Recopiez mot pour mot le passage du document qui va de « Samira Salah est » à « réfugiée en Syrie. ».

_Document_
>>>

Samira Salah est palestinienne, elle a 58 ans.
Elle est mariée et mère de 4 enfants. En 1948, elle a été
chassée de Tibériade avec ses parents et ses 10 frères et sœurs.
Toute sa famille s’est réfugiée en Syrie.
Toute une vie au service des
femmes et des réfugiés
En Palestine, la famille de sa mère possédait
une petite entreprise de bateaux de pêche sur le lac de Tibériade
et son père travaillait à Haifa pour une entreprise pétrolière
britannique. En Syrie, il a pu retrouver du travail au sein de
cette même entreprise et y poursuivre ses activités en tant que
responsable du mouvement syndical.

<<<

_Données sources_
>>>

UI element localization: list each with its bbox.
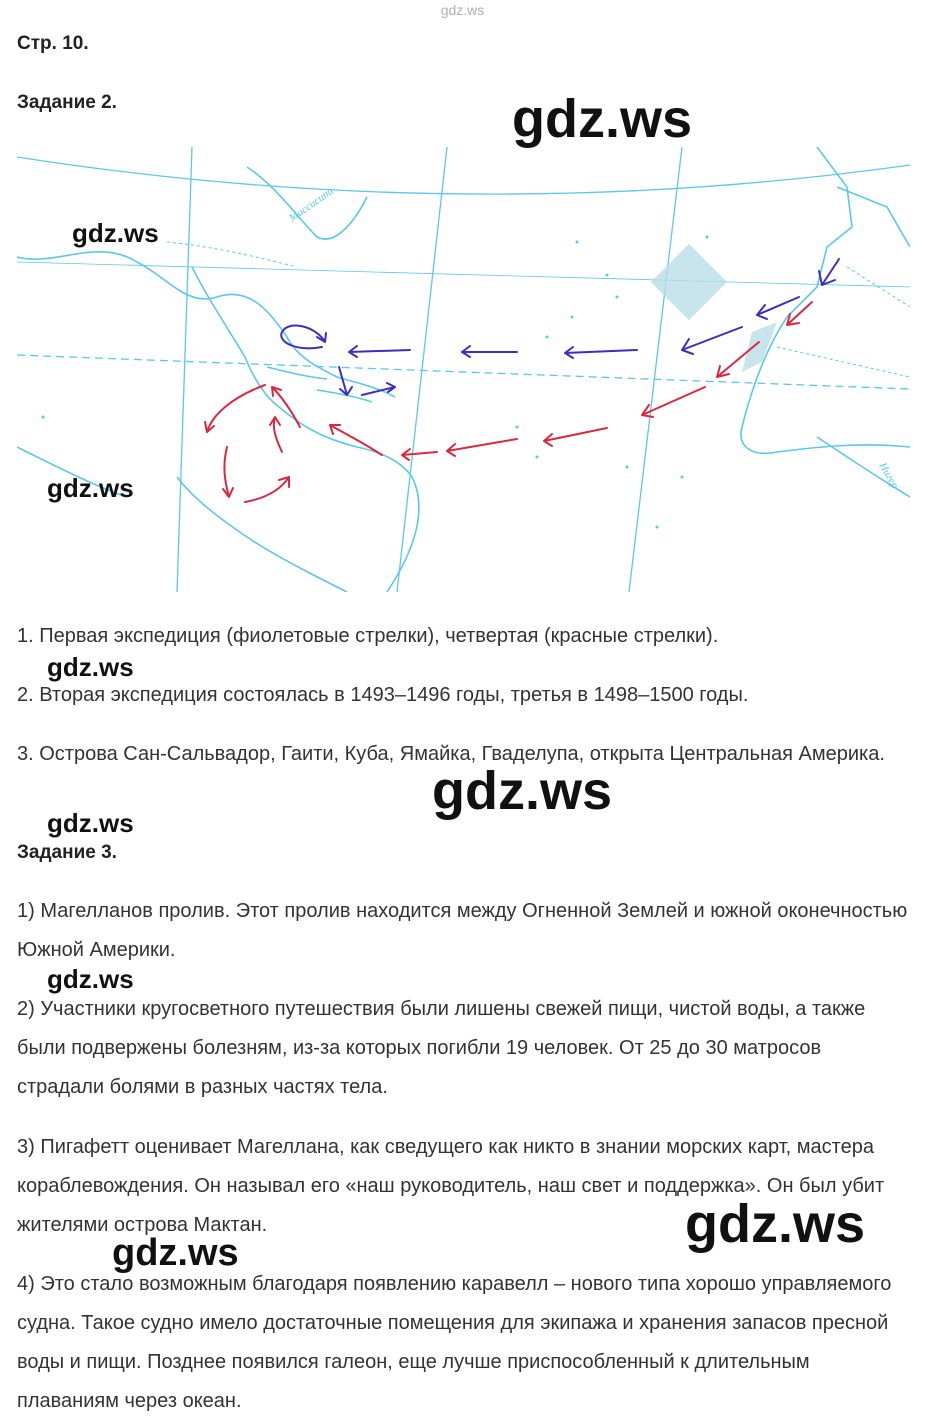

<<<

_Corrigé_
Samira Salah est palestinienne, elle a 58 ans.
Elle est mariée et mère de 4 enfants. En 1948, elle a été
chassée de Tibériade avec ses parents et ses 10 frères et sœurs.
Toute sa famille s’est réfugiée en Syrie.